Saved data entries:

************

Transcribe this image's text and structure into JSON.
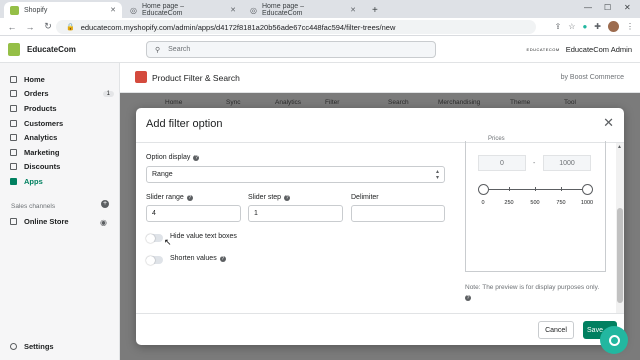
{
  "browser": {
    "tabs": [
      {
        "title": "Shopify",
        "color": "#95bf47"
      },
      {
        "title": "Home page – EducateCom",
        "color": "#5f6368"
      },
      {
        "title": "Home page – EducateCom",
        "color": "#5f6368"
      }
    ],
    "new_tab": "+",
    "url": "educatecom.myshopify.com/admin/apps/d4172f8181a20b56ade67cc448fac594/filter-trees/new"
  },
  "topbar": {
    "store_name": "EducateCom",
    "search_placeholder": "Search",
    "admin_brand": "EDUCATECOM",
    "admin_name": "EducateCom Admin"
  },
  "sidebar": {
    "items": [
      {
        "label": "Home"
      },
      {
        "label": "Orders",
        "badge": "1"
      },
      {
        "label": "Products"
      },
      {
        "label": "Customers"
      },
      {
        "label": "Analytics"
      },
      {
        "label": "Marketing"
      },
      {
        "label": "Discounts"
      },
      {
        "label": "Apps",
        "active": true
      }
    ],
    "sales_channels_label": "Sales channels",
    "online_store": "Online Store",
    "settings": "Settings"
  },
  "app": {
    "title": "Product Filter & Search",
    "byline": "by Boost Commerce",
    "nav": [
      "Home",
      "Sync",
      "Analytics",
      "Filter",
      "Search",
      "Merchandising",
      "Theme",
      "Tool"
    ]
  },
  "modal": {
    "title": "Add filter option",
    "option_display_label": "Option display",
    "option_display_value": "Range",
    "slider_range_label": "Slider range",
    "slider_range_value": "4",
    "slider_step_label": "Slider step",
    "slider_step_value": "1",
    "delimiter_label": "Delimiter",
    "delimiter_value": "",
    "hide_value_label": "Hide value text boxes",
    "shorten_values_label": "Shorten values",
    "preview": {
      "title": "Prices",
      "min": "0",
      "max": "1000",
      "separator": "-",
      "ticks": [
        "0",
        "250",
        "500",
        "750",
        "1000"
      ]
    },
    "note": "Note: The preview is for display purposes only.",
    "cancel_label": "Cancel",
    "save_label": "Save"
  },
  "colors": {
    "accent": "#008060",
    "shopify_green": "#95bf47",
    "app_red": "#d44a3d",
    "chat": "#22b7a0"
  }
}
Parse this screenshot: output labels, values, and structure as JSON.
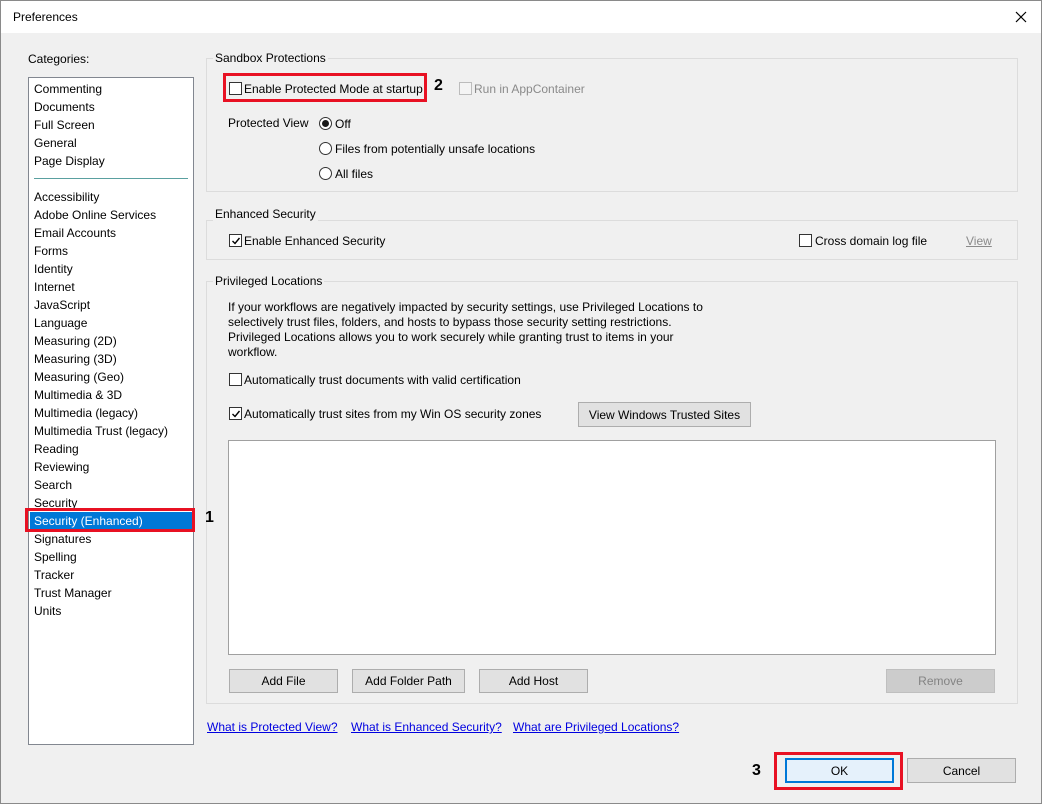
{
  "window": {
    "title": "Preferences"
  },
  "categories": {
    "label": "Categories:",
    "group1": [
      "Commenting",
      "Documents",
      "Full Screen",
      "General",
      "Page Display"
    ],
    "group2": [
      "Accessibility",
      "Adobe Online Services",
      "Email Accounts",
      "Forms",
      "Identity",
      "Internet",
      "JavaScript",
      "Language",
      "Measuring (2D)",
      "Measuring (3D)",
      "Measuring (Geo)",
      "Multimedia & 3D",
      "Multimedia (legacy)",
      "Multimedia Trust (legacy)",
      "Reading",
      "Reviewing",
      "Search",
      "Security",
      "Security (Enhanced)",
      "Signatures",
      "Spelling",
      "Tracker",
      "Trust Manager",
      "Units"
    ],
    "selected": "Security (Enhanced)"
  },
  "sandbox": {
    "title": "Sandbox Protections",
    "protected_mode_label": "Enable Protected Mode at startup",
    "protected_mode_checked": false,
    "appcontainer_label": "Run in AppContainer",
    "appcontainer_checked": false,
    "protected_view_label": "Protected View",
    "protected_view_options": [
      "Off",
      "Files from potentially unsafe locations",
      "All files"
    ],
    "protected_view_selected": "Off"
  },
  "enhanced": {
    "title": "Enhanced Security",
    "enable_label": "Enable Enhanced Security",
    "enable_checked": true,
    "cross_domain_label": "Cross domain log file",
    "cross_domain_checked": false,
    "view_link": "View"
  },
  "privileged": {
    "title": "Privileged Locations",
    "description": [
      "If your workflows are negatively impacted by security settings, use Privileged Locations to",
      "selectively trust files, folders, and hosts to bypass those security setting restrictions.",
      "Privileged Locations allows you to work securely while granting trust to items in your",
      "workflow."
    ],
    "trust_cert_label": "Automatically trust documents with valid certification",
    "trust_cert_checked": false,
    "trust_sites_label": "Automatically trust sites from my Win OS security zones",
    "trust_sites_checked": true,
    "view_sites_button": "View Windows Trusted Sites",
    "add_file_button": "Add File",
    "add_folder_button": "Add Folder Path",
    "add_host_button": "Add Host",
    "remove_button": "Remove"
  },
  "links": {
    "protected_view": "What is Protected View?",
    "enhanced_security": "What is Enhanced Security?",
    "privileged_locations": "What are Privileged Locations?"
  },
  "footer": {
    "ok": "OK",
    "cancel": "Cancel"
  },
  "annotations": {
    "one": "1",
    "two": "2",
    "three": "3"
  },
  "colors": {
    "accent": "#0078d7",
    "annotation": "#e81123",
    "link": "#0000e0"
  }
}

************

**AIM OF THE TASK**
Copy the records exactly as they appear, excluding images.

**WRITTEN ANSWER**
Transcribe this image's text and structure into JSON.
{
  "browser": {
    "tabs": [
      {
        "title": "Shopify",
        "color": "#95bf47"
      },
      {
        "title": "Home page – EducateCom",
        "color": "#5f6368"
      },
      {
        "title": "Home page – EducateCom",
        "color": "#5f6368"
      }
    ],
    "new_tab": "+",
    "url": "educatecom.myshopify.com/admin/apps/d4172f8181a20b56ade67cc448fac594/filter-trees/new"
  },
  "topbar": {
    "store_name": "EducateCom",
    "search_placeholder": "Search",
    "admin_brand": "EDUCATECOM",
    "admin_name": "EducateCom Admin"
  },
  "sidebar": {
    "items": [
      {
        "label": "Home"
      },
      {
        "label": "Orders",
        "badge": "1"
      },
      {
        "label": "Products"
      },
      {
        "label": "Customers"
      },
      {
        "label": "Analytics"
      },
      {
        "label": "Marketing"
      },
      {
        "label": "Discounts"
      },
      {
        "label": "Apps",
        "active": true
      }
    ],
    "sales_channels_label": "Sales channels",
    "online_store": "Online Store",
    "settings": "Settings"
  },
  "app": {
    "title": "Product Filter & Search",
    "byline": "by Boost Commerce",
    "nav": [
      "Home",
      "Sync",
      "Analytics",
      "Filter",
      "Search",
      "Merchandising",
      "Theme",
      "Tool"
    ]
  },
  "modal": {
    "title": "Add filter option",
    "option_display_label": "Option display",
    "option_display_value": "Range",
    "slider_range_label": "Slider range",
    "slider_range_value": "4",
    "slider_step_label": "Slider step",
    "slider_step_value": "1",
    "delimiter_label": "Delimiter",
    "delimiter_value": "",
    "hide_value_label": "Hide value text boxes",
    "shorten_values_label": "Shorten values",
    "preview": {
      "title": "Prices",
      "min": "0",
      "max": "1000",
      "separator": "-",
      "ticks": [
        "0",
        "250",
        "500",
        "750",
        "1000"
      ]
    },
    "note": "Note: The preview is for display purposes only.",
    "cancel_label": "Cancel",
    "save_label": "Save"
  },
  "colors": {
    "accent": "#008060",
    "shopify_green": "#95bf47",
    "app_red": "#d44a3d",
    "chat": "#22b7a0"
  }
}
Parse this screenshot: output labels, values, and structure as JSON.
{
  "window": {
    "title": "Preferences"
  },
  "categories": {
    "label": "Categories:",
    "group1": [
      "Commenting",
      "Documents",
      "Full Screen",
      "General",
      "Page Display"
    ],
    "group2": [
      "Accessibility",
      "Adobe Online Services",
      "Email Accounts",
      "Forms",
      "Identity",
      "Internet",
      "JavaScript",
      "Language",
      "Measuring (2D)",
      "Measuring (3D)",
      "Measuring (Geo)",
      "Multimedia & 3D",
      "Multimedia (legacy)",
      "Multimedia Trust (legacy)",
      "Reading",
      "Reviewing",
      "Search",
      "Security",
      "Security (Enhanced)",
      "Signatures",
      "Spelling",
      "Tracker",
      "Trust Manager",
      "Units"
    ],
    "selected": "Security (Enhanced)"
  },
  "sandbox": {
    "title": "Sandbox Protections",
    "protected_mode_label": "Enable Protected Mode at startup",
    "protected_mode_checked": false,
    "appcontainer_label": "Run in AppContainer",
    "appcontainer_checked": false,
    "protected_view_label": "Protected View",
    "protected_view_options": [
      "Off",
      "Files from potentially unsafe locations",
      "All files"
    ],
    "protected_view_selected": "Off"
  },
  "enhanced": {
    "title": "Enhanced Security",
    "enable_label": "Enable Enhanced Security",
    "enable_checked": true,
    "cross_domain_label": "Cross domain log file",
    "cross_domain_checked": false,
    "view_link": "View"
  },
  "privileged": {
    "title": "Privileged Locations",
    "description": [
      "If your workflows are negatively impacted by security settings, use Privileged Locations to",
      "selectively trust files, folders, and hosts to bypass those security setting restrictions.",
      "Privileged Locations allows you to work securely while granting trust to items in your",
      "workflow."
    ],
    "trust_cert_label": "Automatically trust documents with valid certification",
    "trust_cert_checked": false,
    "trust_sites_label": "Automatically trust sites from my Win OS security zones",
    "trust_sites_checked": true,
    "view_sites_button": "View Windows Trusted Sites",
    "add_file_button": "Add File",
    "add_folder_button": "Add Folder Path",
    "add_host_button": "Add Host",
    "remove_button": "Remove"
  },
  "links": {
    "protected_view": "What is Protected View?",
    "enhanced_security": "What is Enhanced Security?",
    "privileged_locations": "What are Privileged Locations?"
  },
  "footer": {
    "ok": "OK",
    "cancel": "Cancel"
  },
  "annotations": {
    "one": "1",
    "two": "2",
    "three": "3"
  },
  "colors": {
    "accent": "#0078d7",
    "annotation": "#e81123",
    "link": "#0000e0"
  }
}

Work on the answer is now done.